Task details »
Wherever a line below holds the word "title", copy that line.

Figure record extracts:
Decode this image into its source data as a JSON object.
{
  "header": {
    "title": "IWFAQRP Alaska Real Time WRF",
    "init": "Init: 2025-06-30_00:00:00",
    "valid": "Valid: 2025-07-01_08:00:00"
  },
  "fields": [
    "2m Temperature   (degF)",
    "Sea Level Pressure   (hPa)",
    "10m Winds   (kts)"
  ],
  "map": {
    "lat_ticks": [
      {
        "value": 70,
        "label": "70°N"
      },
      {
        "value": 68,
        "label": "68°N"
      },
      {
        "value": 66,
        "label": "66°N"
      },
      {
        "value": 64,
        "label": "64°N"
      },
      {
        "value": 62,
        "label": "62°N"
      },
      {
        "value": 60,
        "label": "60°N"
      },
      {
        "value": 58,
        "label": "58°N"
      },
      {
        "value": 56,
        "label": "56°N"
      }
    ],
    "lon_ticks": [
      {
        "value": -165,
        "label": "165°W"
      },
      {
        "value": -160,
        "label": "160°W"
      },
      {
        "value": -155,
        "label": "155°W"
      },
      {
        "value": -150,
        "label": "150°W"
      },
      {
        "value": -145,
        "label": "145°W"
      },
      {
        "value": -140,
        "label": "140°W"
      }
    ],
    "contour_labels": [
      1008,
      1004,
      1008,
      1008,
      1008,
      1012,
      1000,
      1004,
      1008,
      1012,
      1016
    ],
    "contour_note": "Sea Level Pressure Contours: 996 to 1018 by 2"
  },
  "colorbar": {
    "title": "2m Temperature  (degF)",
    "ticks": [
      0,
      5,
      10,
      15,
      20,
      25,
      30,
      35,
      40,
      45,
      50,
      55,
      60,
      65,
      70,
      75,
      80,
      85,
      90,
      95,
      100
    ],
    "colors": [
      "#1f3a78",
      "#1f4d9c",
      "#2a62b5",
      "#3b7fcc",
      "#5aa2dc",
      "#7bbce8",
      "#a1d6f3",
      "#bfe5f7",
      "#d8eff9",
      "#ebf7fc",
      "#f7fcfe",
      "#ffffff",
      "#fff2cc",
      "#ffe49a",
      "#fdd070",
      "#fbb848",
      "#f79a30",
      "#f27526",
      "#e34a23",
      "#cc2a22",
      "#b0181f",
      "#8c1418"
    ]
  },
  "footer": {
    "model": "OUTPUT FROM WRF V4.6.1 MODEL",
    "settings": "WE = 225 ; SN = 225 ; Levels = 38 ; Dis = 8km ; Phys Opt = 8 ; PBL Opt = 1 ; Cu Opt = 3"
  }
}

Answer for this exercise »
    "title": "IWFAQRP Alaska Real Time WRF",
    "title": "2m Temperature  (degF)",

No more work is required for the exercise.